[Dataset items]
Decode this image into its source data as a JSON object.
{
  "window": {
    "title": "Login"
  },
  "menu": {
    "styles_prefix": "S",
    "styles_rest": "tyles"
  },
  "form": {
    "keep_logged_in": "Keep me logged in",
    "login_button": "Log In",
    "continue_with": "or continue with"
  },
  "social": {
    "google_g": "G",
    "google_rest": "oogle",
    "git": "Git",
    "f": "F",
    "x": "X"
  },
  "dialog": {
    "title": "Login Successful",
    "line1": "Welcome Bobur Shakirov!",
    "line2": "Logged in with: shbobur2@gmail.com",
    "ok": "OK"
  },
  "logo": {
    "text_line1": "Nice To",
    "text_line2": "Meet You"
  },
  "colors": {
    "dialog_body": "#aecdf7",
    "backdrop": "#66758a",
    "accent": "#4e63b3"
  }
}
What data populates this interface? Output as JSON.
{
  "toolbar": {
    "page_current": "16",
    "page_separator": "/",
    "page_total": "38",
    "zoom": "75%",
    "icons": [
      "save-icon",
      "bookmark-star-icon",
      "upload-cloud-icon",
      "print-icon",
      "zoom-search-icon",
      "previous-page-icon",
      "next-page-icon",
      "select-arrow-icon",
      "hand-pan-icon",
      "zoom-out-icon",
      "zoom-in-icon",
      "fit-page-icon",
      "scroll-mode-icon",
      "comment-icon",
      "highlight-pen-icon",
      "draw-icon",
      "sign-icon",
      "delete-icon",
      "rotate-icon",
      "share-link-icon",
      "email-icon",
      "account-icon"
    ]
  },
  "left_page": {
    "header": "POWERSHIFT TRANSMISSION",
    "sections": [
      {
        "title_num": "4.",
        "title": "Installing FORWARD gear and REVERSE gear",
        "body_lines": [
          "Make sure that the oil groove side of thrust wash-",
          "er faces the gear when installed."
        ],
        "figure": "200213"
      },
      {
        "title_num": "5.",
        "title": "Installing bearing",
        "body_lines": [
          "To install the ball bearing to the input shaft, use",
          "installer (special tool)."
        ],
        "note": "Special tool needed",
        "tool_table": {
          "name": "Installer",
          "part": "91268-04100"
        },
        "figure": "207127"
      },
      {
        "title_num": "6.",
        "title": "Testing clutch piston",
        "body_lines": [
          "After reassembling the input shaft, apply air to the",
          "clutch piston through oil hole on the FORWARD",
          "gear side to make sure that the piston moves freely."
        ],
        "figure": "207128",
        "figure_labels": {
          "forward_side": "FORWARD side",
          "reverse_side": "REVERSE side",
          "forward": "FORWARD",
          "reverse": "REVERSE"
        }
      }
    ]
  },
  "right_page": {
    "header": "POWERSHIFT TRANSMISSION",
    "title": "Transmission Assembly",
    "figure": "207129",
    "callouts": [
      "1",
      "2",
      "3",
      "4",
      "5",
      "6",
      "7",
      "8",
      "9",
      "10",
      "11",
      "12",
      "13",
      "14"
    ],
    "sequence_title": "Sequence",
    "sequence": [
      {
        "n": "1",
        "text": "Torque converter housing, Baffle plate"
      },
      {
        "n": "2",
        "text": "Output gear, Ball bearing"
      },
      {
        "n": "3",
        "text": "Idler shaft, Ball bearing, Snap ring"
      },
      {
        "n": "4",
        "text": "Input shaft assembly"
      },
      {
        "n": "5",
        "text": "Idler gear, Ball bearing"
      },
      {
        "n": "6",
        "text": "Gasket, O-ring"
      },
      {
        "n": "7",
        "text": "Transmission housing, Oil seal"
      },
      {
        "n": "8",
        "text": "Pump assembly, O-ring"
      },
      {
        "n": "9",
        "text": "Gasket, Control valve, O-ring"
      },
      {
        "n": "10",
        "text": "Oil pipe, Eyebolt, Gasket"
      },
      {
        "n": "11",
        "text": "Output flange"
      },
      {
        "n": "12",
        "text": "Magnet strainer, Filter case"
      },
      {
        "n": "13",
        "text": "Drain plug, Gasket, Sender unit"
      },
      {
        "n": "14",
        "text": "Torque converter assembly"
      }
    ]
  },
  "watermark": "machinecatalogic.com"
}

Requirement: Isolate each line of the listing above that includes "piston". Copy it.

Correct response:
        "title": "Testing clutch piston",
          "clutch piston through oil hole on the FORWARD",
          "gear side to make sure that the piston moves freely."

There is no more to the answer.